* _Given instruction_: Copy out every line that contains "blue".

* _Data for this exercise_:
--- Begin ---
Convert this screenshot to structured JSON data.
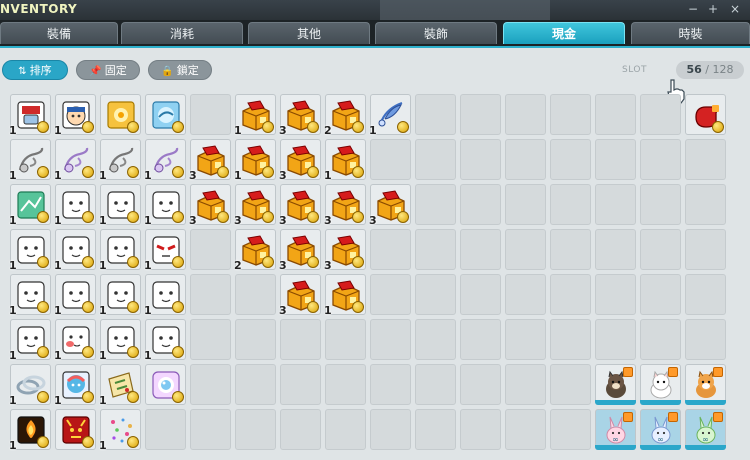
{
  "window": {
    "title": "NVENTORY",
    "min_glyph": "−",
    "max_glyph": "+",
    "close_glyph": "×"
  },
  "tabs": [
    {
      "label": "裝備",
      "active": false
    },
    {
      "label": "消耗",
      "active": false
    },
    {
      "label": "其他",
      "active": false
    },
    {
      "label": "裝飾",
      "active": false
    },
    {
      "label": "現金",
      "active": true
    },
    {
      "label": "時裝",
      "active": false
    }
  ],
  "toolbar": {
    "sort_label": "排序",
    "sort_icon": "sort-icon",
    "pin_label": "固定",
    "pin_icon": "pin-icon",
    "lock_label": "鎖定",
    "lock_icon": "lock-icon"
  },
  "slots": {
    "label": "SLOT",
    "used": "56",
    "separator": " / ",
    "total": "128"
  },
  "colors": {
    "accent": "#2aa6c7",
    "panel": "#dfe4e6",
    "coin": "#e8b400",
    "box": "#e89a10"
  },
  "grid": {
    "columns": 16,
    "rows": [
      [
        {
          "icon": "mask-item",
          "qty": "1"
        },
        {
          "icon": "face-sticker",
          "qty": "1"
        },
        {
          "icon": "yellow-scroll"
        },
        {
          "icon": "blue-scroll"
        },
        {},
        {
          "icon": "gold-box",
          "qty": "1"
        },
        {
          "icon": "gold-box",
          "qty": "3"
        },
        {
          "icon": "gold-box",
          "qty": "2"
        },
        {
          "icon": "blue-feather",
          "qty": "1"
        },
        {},
        {},
        {},
        {},
        {},
        {},
        {
          "icon": "red-glove"
        }
      ],
      [
        {
          "icon": "grey-whistle",
          "qty": "1"
        },
        {
          "icon": "purple-whistle",
          "qty": "1"
        },
        {
          "icon": "grey-whistle",
          "qty": "1"
        },
        {
          "icon": "purple-whistle",
          "qty": "1"
        },
        {
          "icon": "gold-box",
          "qty": "3"
        },
        {
          "icon": "gold-box",
          "qty": "1"
        },
        {
          "icon": "gold-box",
          "qty": "3"
        },
        {
          "icon": "gold-box",
          "qty": "1"
        },
        {},
        {},
        {},
        {},
        {},
        {},
        {},
        {}
      ],
      [
        {
          "icon": "green-card",
          "qty": "1"
        },
        {
          "icon": "white-face",
          "qty": "1"
        },
        {
          "icon": "white-face",
          "qty": "1"
        },
        {
          "icon": "white-face",
          "qty": "1"
        },
        {
          "icon": "gold-box",
          "qty": "3"
        },
        {
          "icon": "gold-box",
          "qty": "3"
        },
        {
          "icon": "gold-box",
          "qty": "3"
        },
        {
          "icon": "gold-box",
          "qty": "3"
        },
        {
          "icon": "gold-box",
          "qty": "3"
        },
        {},
        {},
        {},
        {},
        {},
        {},
        {}
      ],
      [
        {
          "icon": "white-face",
          "qty": "1"
        },
        {
          "icon": "white-face",
          "qty": "1"
        },
        {
          "icon": "white-face",
          "qty": "1"
        },
        {
          "icon": "red-eye-face",
          "qty": "1"
        },
        {},
        {
          "icon": "gold-box",
          "qty": "2"
        },
        {
          "icon": "gold-box",
          "qty": "3"
        },
        {
          "icon": "gold-box",
          "qty": "3"
        },
        {},
        {},
        {},
        {},
        {},
        {},
        {},
        {}
      ],
      [
        {
          "icon": "white-face",
          "qty": "1"
        },
        {
          "icon": "white-face",
          "qty": "1"
        },
        {
          "icon": "white-face",
          "qty": "1"
        },
        {
          "icon": "white-face",
          "qty": "1"
        },
        {},
        {},
        {
          "icon": "gold-box",
          "qty": "3"
        },
        {
          "icon": "gold-box",
          "qty": "1"
        },
        {},
        {},
        {},
        {},
        {},
        {},
        {},
        {}
      ],
      [
        {
          "icon": "white-face",
          "qty": "1"
        },
        {
          "icon": "red-cheek-face",
          "qty": "1"
        },
        {
          "icon": "white-face",
          "qty": "1"
        },
        {
          "icon": "white-face",
          "qty": "1"
        },
        {},
        {},
        {},
        {},
        {},
        {},
        {},
        {},
        {},
        {},
        {},
        {}
      ],
      [
        {
          "icon": "silver-ring",
          "qty": "1"
        },
        {
          "icon": "rainbow-hat",
          "qty": "1"
        },
        {
          "icon": "treasure-map",
          "qty": "1"
        },
        {
          "icon": "sparkle-ticket"
        },
        {},
        {},
        {},
        {},
        {},
        {},
        {},
        {},
        {},
        {
          "pet": "shiba-pet"
        },
        {
          "pet": "white-dog-pet"
        },
        {
          "pet": "orange-dog-pet"
        }
      ],
      [
        {
          "icon": "torch-item",
          "qty": "1"
        },
        {
          "icon": "red-demon"
        },
        {
          "icon": "sparkle-confetti",
          "qty": "1"
        },
        {},
        {},
        {},
        {},
        {},
        {},
        {},
        {},
        {},
        {},
        {
          "pet": "pink-bunny-pet",
          "inf": "∞"
        },
        {
          "pet": "blue-bunny-pet",
          "inf": "∞"
        },
        {
          "pet": "green-bunny-pet",
          "inf": "∞"
        }
      ]
    ]
  }
}
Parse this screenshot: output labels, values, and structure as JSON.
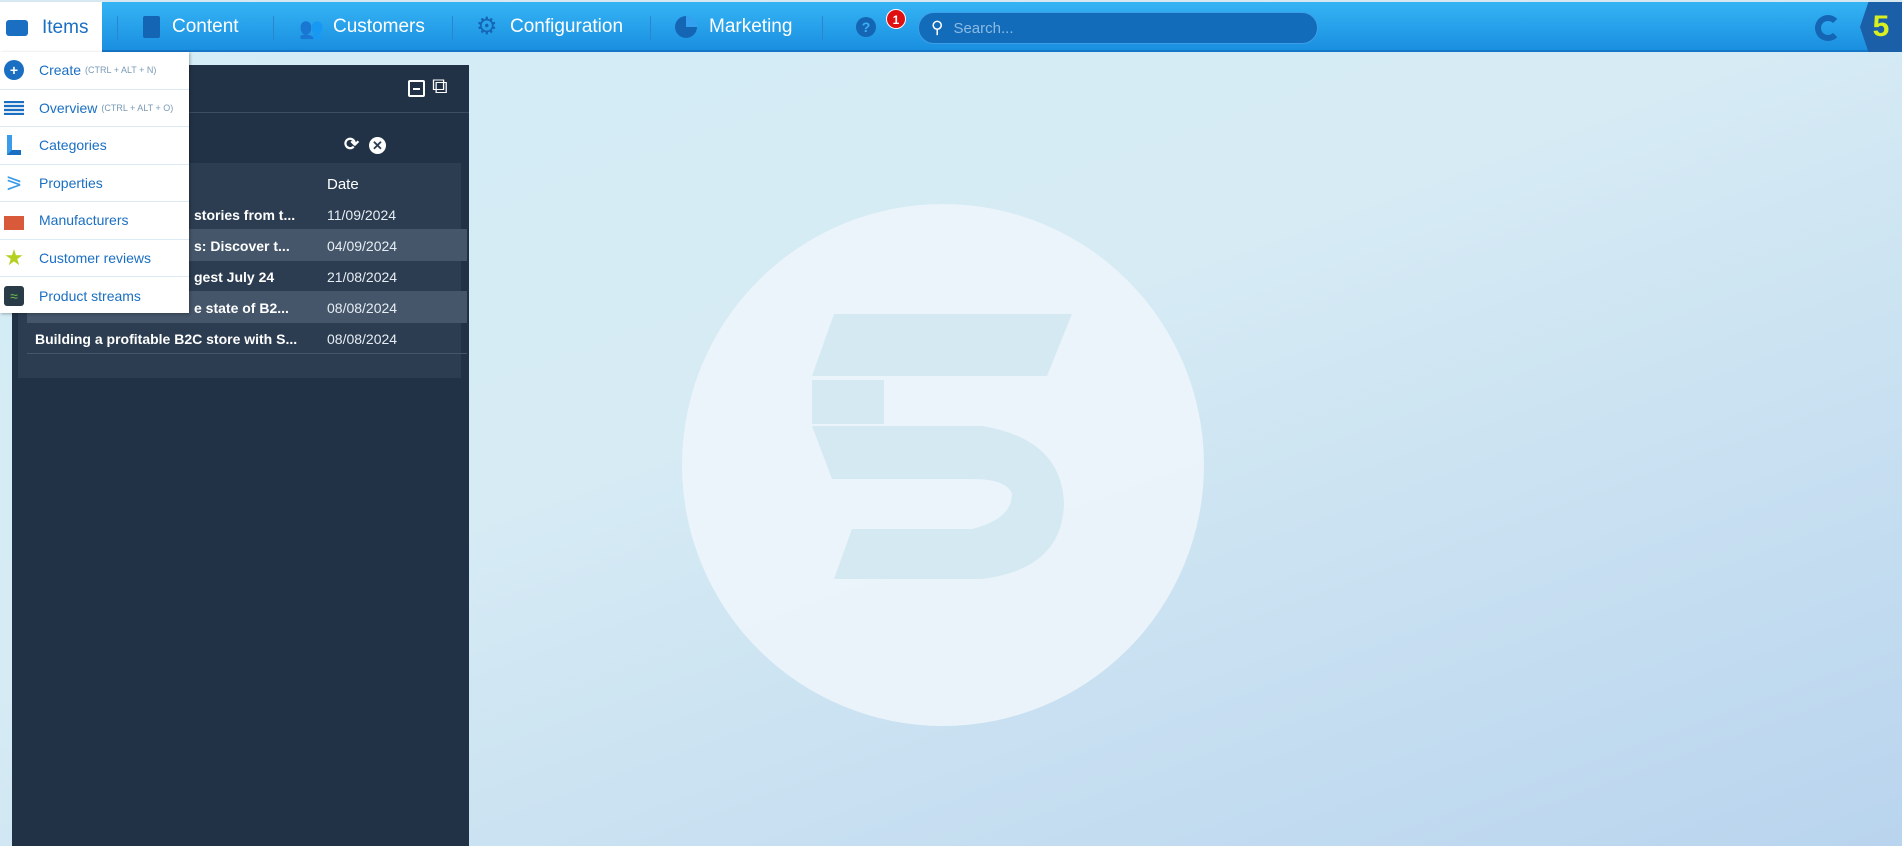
{
  "nav": {
    "items": "Items",
    "content": "Content",
    "customers": "Customers",
    "configuration": "Configuration",
    "marketing": "Marketing",
    "notification_count": "1",
    "search_placeholder": "Search..."
  },
  "menu": [
    {
      "label": "Create",
      "shortcut": "(CTRL + ALT + N)",
      "icon": "plus-circle-icon"
    },
    {
      "label": "Overview",
      "shortcut": "(CTRL + ALT + O)",
      "icon": "list-icon"
    },
    {
      "label": "Categories",
      "shortcut": "",
      "icon": "tree-icon"
    },
    {
      "label": "Properties",
      "shortcut": "",
      "icon": "share-icon"
    },
    {
      "label": "Manufacturers",
      "shortcut": "",
      "icon": "factory-icon"
    },
    {
      "label": "Customer reviews",
      "shortcut": "",
      "icon": "star-icon"
    },
    {
      "label": "Product streams",
      "shortcut": "",
      "icon": "streams-icon"
    }
  ],
  "widget": {
    "date_header": "Date",
    "rows": [
      {
        "title": "stories from t...",
        "date": "11/09/2024"
      },
      {
        "title": "s: Discover t...",
        "date": "04/09/2024"
      },
      {
        "title": "gest July 24",
        "date": "21/08/2024"
      },
      {
        "title": "e state of B2...",
        "date": "08/08/2024"
      },
      {
        "title": "Building a profitable B2C store with S...",
        "date": "08/08/2024"
      }
    ]
  },
  "colors": {
    "topbar": "#1a8fe0",
    "panel": "#223246",
    "accent": "#1a6fc2",
    "logo": "#d8f020"
  }
}
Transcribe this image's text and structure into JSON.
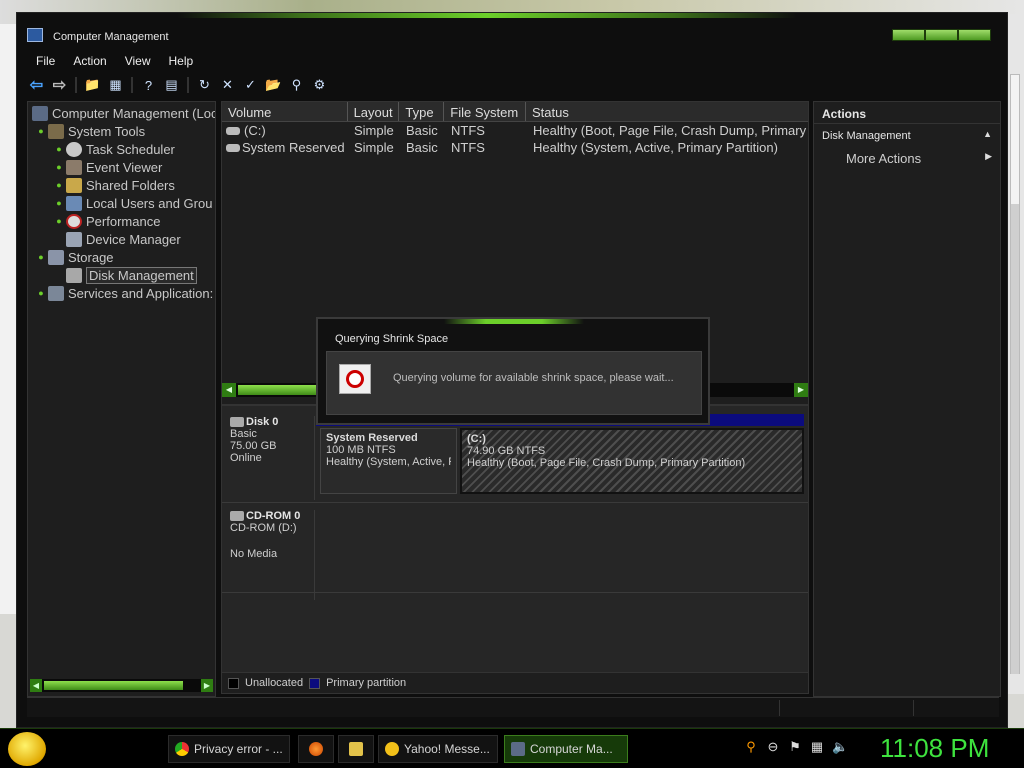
{
  "window": {
    "title": "Computer Management"
  },
  "menu": [
    "File",
    "Action",
    "View",
    "Help"
  ],
  "tree": {
    "root": "Computer Management (Loc",
    "items": [
      {
        "label": "System Tools",
        "level": 1
      },
      {
        "label": "Task Scheduler",
        "level": 2
      },
      {
        "label": "Event Viewer",
        "level": 2
      },
      {
        "label": "Shared Folders",
        "level": 2
      },
      {
        "label": "Local Users and Grou",
        "level": 2
      },
      {
        "label": "Performance",
        "level": 2
      },
      {
        "label": "Device Manager",
        "level": 2
      },
      {
        "label": "Storage",
        "level": 1
      },
      {
        "label": "Disk Management",
        "level": 2,
        "selected": true
      },
      {
        "label": "Services and Application:",
        "level": 1
      }
    ]
  },
  "volumes": {
    "headers": [
      "Volume",
      "Layout",
      "Type",
      "File System",
      "Status"
    ],
    "rows": [
      [
        "(C:)",
        "Simple",
        "Basic",
        "NTFS",
        "Healthy (Boot, Page File, Crash Dump, Primary"
      ],
      [
        "System Reserved",
        "Simple",
        "Basic",
        "NTFS",
        "Healthy (System, Active, Primary Partition)"
      ]
    ]
  },
  "disks": [
    {
      "name": "Disk 0",
      "type": "Basic",
      "size": "75.00 GB",
      "state": "Online"
    },
    {
      "name": "CD-ROM 0",
      "type": "CD-ROM (D:)",
      "size": "",
      "state": "No Media"
    }
  ],
  "partitions": [
    {
      "name": "System Reserved",
      "size": "100 MB NTFS",
      "status": "Healthy (System, Active, P"
    },
    {
      "name": "(C:)",
      "size": "74.90 GB NTFS",
      "status": "Healthy (Boot, Page File, Crash Dump, Primary Partition)"
    }
  ],
  "legend": [
    "Unallocated",
    "Primary partition"
  ],
  "actions": {
    "header": "Actions",
    "section": "Disk Management",
    "more": "More Actions"
  },
  "dialog": {
    "title": "Querying Shrink Space",
    "message": "Querying volume for available shrink space, please wait..."
  },
  "taskbar": {
    "tasks": [
      "Privacy error - ...",
      "Yahoo! Messe...",
      "Computer Ma..."
    ],
    "clock": "11:08 PM"
  },
  "colors": {
    "accent": "#6ccf2a",
    "primary_partition": "#0b0b7e",
    "clock": "#3ee33e"
  }
}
--- End ---
* _Worked answer_:
          "icon": "blue-scroll"
          "icon": "blue-feather",
          "pet": "blue-bunny-pet",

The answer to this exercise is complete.